■ **Set problem**
Transcribe the records below exactly as they appear.

■ **Rows**
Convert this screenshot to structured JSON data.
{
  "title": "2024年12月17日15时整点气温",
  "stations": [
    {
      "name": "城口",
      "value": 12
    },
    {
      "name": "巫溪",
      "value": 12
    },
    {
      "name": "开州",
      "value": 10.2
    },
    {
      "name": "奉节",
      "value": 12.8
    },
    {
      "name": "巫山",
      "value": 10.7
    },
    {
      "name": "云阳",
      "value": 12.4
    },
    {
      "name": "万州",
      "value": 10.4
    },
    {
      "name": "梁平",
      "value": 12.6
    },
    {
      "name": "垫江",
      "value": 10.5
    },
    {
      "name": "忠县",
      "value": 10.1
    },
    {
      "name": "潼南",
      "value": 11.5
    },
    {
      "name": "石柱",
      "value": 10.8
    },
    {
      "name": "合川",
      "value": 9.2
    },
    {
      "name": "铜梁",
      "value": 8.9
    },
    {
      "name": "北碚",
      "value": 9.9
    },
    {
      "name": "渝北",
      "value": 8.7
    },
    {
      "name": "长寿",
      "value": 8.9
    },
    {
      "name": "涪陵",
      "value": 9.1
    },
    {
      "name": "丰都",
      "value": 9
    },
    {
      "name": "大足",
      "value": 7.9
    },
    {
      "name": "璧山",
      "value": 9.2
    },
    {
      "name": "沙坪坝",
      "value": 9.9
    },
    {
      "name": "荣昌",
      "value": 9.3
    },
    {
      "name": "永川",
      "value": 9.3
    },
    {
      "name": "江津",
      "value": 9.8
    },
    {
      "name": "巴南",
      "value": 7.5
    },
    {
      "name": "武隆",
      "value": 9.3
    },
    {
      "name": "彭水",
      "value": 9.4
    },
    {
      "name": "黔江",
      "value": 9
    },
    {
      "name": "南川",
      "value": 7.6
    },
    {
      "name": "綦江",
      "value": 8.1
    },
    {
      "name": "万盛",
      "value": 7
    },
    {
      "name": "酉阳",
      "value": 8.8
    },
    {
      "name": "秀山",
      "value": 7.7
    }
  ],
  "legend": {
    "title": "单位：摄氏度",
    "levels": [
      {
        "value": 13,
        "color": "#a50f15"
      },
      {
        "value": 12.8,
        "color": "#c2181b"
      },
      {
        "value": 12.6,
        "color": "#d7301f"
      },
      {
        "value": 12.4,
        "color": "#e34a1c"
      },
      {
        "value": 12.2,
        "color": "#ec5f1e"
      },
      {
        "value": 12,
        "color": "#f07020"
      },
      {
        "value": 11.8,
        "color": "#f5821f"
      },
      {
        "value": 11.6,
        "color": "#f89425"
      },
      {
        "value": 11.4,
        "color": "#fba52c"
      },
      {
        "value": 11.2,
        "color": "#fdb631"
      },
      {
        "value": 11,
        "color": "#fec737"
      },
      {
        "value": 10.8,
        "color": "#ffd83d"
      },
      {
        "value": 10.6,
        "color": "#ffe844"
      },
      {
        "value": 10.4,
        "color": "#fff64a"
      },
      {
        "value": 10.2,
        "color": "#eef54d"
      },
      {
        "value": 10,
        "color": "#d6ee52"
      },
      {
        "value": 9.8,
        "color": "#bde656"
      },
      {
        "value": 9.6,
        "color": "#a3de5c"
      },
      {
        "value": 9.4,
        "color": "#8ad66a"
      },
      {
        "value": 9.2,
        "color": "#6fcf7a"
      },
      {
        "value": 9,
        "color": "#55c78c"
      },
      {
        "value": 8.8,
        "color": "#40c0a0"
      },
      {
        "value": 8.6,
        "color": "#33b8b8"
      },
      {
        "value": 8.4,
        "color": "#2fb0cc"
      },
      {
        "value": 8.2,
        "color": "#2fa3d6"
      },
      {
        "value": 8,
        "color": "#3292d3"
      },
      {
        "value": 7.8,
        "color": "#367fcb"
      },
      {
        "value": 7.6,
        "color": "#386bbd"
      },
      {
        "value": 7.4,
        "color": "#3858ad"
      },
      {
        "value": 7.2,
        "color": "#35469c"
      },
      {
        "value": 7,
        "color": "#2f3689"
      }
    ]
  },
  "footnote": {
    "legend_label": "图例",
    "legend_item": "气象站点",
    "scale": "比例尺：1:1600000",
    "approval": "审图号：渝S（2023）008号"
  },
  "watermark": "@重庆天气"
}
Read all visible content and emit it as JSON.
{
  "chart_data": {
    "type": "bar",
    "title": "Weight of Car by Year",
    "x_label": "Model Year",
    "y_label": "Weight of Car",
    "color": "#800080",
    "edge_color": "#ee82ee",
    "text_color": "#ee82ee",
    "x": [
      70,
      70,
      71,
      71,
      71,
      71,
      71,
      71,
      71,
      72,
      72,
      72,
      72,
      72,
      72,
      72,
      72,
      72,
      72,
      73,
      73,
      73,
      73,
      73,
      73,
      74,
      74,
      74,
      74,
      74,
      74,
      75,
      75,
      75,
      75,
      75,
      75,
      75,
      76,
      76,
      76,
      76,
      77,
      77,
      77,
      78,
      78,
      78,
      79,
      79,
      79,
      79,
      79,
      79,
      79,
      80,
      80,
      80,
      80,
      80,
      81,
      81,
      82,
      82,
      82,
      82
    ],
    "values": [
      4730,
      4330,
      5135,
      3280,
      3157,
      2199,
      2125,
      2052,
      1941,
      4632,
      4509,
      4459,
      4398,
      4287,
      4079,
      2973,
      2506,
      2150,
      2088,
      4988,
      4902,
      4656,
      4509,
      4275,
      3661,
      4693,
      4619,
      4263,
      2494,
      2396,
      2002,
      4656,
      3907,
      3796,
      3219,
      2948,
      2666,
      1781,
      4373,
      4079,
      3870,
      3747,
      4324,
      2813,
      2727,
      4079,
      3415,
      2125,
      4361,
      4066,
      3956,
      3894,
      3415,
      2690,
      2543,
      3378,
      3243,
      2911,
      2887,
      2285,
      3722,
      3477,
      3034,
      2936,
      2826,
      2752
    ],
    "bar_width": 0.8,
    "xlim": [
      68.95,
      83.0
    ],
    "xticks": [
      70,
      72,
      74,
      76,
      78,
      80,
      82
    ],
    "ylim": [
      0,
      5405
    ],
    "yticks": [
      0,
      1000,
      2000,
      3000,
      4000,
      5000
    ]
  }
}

■ **Answer to the exercise**
Convert this screenshot to structured JSON data.
{
  "title": "2024年12月17日15时整点气温",
  "stations": [
    {
      "name": "城口",
      "value": 12
    },
    {
      "name": "巫溪",
      "value": 12
    },
    {
      "name": "开州",
      "value": 10.2
    },
    {
      "name": "奉节",
      "value": 12.8
    },
    {
      "name": "巫山",
      "value": 10.7
    },
    {
      "name": "云阳",
      "value": 12.4
    },
    {
      "name": "万州",
      "value": 10.4
    },
    {
      "name": "梁平",
      "value": 12.6
    },
    {
      "name": "垫江",
      "value": 10.5
    },
    {
      "name": "忠县",
      "value": 10.1
    },
    {
      "name": "潼南",
      "value": 11.5
    },
    {
      "name": "石柱",
      "value": 10.8
    },
    {
      "name": "合川",
      "value": 9.2
    },
    {
      "name": "铜梁",
      "value": 8.9
    },
    {
      "name": "北碚",
      "value": 9.9
    },
    {
      "name": "渝北",
      "value": 8.7
    },
    {
      "name": "长寿",
      "value": 8.9
    },
    {
      "name": "涪陵",
      "value": 9.1
    },
    {
      "name": "丰都",
      "value": 9
    },
    {
      "name": "大足",
      "value": 7.9
    },
    {
      "name": "璧山",
      "value": 9.2
    },
    {
      "name": "沙坪坝",
      "value": 9.9
    },
    {
      "name": "荣昌",
      "value": 9.3
    },
    {
      "name": "永川",
      "value": 9.3
    },
    {
      "name": "江津",
      "value": 9.8
    },
    {
      "name": "巴南",
      "value": 7.5
    },
    {
      "name": "武隆",
      "value": 9.3
    },
    {
      "name": "彭水",
      "value": 9.4
    },
    {
      "name": "黔江",
      "value": 9
    },
    {
      "name": "南川",
      "value": 7.6
    },
    {
      "name": "綦江",
      "value": 8.1
    },
    {
      "name": "万盛",
      "value": 7
    },
    {
      "name": "酉阳",
      "value": 8.8
    },
    {
      "name": "秀山",
      "value": 7.7
    }
  ],
  "legend": {
    "title": "单位：摄氏度",
    "levels": [
      {
        "value": 13,
        "color": "#a50f15"
      },
      {
        "value": 12.8,
        "color": "#c2181b"
      },
      {
        "value": 12.6,
        "color": "#d7301f"
      },
      {
        "value": 12.4,
        "color": "#e34a1c"
      },
      {
        "value": 12.2,
        "color": "#ec5f1e"
      },
      {
        "value": 12,
        "color": "#f07020"
      },
      {
        "value": 11.8,
        "color": "#f5821f"
      },
      {
        "value": 11.6,
        "color": "#f89425"
      },
      {
        "value": 11.4,
        "color": "#fba52c"
      },
      {
        "value": 11.2,
        "color": "#fdb631"
      },
      {
        "value": 11,
        "color": "#fec737"
      },
      {
        "value": 10.8,
        "color": "#ffd83d"
      },
      {
        "value": 10.6,
        "color": "#ffe844"
      },
      {
        "value": 10.4,
        "color": "#fff64a"
      },
      {
        "value": 10.2,
        "color": "#eef54d"
      },
      {
        "value": 10,
        "color": "#d6ee52"
      },
      {
        "value": 9.8,
        "color": "#bde656"
      },
      {
        "value": 9.6,
        "color": "#a3de5c"
      },
      {
        "value": 9.4,
        "color": "#8ad66a"
      },
      {
        "value": 9.2,
        "color": "#6fcf7a"
      },
      {
        "value": 9,
        "color": "#55c78c"
      },
      {
        "value": 8.8,
        "color": "#40c0a0"
      },
      {
        "value": 8.6,
        "color": "#33b8b8"
      },
      {
        "value": 8.4,
        "color": "#2fb0cc"
      },
      {
        "value": 8.2,
        "color": "#2fa3d6"
      },
      {
        "value": 8,
        "color": "#3292d3"
      },
      {
        "value": 7.8,
        "color": "#367fcb"
      },
      {
        "value": 7.6,
        "color": "#386bbd"
      },
      {
        "value": 7.4,
        "color": "#3858ad"
      },
      {
        "value": 7.2,
        "color": "#35469c"
      },
      {
        "value": 7,
        "color": "#2f3689"
      }
    ]
  },
  "footnote": {
    "legend_label": "图例",
    "legend_item": "气象站点",
    "scale": "比例尺：1:1600000",
    "approval": "审图号：渝S（2023）008号"
  },
  "watermark": "@重庆天气"
}
Read all visible content and emit it as JSON.
{
  "chart_data": {
    "type": "bar",
    "title": "Weight of Car by Year",
    "x_label": "Model Year",
    "y_label": "Weight of Car",
    "color": "#800080",
    "edge_color": "#ee82ee",
    "text_color": "#ee82ee",
    "x": [
      70,
      70,
      71,
      71,
      71,
      71,
      71,
      71,
      71,
      72,
      72,
      72,
      72,
      72,
      72,
      72,
      72,
      72,
      72,
      73,
      73,
      73,
      73,
      73,
      73,
      74,
      74,
      74,
      74,
      74,
      74,
      75,
      75,
      75,
      75,
      75,
      75,
      75,
      76,
      76,
      76,
      76,
      77,
      77,
      77,
      78,
      78,
      78,
      79,
      79,
      79,
      79,
      79,
      79,
      79,
      80,
      80,
      80,
      80,
      80,
      81,
      81,
      82,
      82,
      82,
      82
    ],
    "values": [
      4730,
      4330,
      5135,
      3280,
      3157,
      2199,
      2125,
      2052,
      1941,
      4632,
      4509,
      4459,
      4398,
      4287,
      4079,
      2973,
      2506,
      2150,
      2088,
      4988,
      4902,
      4656,
      4509,
      4275,
      3661,
      4693,
      4619,
      4263,
      2494,
      2396,
      2002,
      4656,
      3907,
      3796,
      3219,
      2948,
      2666,
      1781,
      4373,
      4079,
      3870,
      3747,
      4324,
      2813,
      2727,
      4079,
      3415,
      2125,
      4361,
      4066,
      3956,
      3894,
      3415,
      2690,
      2543,
      3378,
      3243,
      2911,
      2887,
      2285,
      3722,
      3477,
      3034,
      2936,
      2826,
      2752
    ],
    "bar_width": 0.8,
    "xlim": [
      68.95,
      83.0
    ],
    "xticks": [
      70,
      72,
      74,
      76,
      78,
      80,
      82
    ],
    "ylim": [
      0,
      5405
    ],
    "yticks": [
      0,
      1000,
      2000,
      3000,
      4000,
      5000
    ]
  }
}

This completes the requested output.